■ **DATA FOR PROCESSING**:
+ + +

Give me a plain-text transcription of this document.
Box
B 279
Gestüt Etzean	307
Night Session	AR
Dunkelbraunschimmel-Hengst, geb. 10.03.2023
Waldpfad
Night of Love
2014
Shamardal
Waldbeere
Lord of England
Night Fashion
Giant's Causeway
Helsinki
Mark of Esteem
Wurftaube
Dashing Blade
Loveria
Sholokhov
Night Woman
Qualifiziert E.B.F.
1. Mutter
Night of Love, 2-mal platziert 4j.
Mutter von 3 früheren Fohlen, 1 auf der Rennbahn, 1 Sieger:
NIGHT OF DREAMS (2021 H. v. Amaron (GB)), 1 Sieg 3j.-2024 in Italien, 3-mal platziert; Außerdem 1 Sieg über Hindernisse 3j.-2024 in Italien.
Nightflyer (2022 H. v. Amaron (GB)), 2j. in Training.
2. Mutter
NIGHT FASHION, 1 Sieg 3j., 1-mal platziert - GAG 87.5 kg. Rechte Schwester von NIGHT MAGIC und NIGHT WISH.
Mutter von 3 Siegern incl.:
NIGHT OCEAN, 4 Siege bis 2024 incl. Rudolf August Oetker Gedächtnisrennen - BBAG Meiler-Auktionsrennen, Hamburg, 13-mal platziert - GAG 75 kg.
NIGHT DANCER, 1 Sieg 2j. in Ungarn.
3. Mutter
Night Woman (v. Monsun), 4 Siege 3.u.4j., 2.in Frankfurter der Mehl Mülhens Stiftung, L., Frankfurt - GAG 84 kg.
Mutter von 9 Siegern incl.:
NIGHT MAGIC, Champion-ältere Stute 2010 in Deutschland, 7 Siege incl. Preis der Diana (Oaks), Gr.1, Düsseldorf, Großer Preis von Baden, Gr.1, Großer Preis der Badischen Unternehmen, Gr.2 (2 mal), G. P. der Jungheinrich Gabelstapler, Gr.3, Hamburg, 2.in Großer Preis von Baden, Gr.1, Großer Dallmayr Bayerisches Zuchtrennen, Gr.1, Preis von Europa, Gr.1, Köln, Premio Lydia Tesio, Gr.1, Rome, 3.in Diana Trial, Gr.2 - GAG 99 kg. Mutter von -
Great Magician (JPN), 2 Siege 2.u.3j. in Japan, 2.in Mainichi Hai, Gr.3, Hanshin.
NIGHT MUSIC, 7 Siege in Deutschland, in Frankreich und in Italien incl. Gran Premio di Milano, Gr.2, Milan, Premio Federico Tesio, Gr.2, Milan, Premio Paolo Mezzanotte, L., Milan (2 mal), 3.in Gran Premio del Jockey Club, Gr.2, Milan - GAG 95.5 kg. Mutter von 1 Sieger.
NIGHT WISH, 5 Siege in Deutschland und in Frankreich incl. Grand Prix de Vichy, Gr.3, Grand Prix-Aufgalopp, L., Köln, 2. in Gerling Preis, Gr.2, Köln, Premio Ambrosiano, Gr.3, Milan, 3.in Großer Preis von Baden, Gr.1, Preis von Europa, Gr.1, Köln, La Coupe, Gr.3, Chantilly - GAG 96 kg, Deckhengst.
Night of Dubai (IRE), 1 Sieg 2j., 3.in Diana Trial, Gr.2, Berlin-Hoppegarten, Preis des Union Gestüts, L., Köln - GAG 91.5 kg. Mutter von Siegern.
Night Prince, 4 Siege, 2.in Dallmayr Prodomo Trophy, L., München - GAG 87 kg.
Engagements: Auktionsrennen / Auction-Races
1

+ + +

■ **GIVEN EXERCISE**:
Count the lines in which the string "Auktionsrennen" appears, then report only that figure.

■ **THE RESPONSE**:
2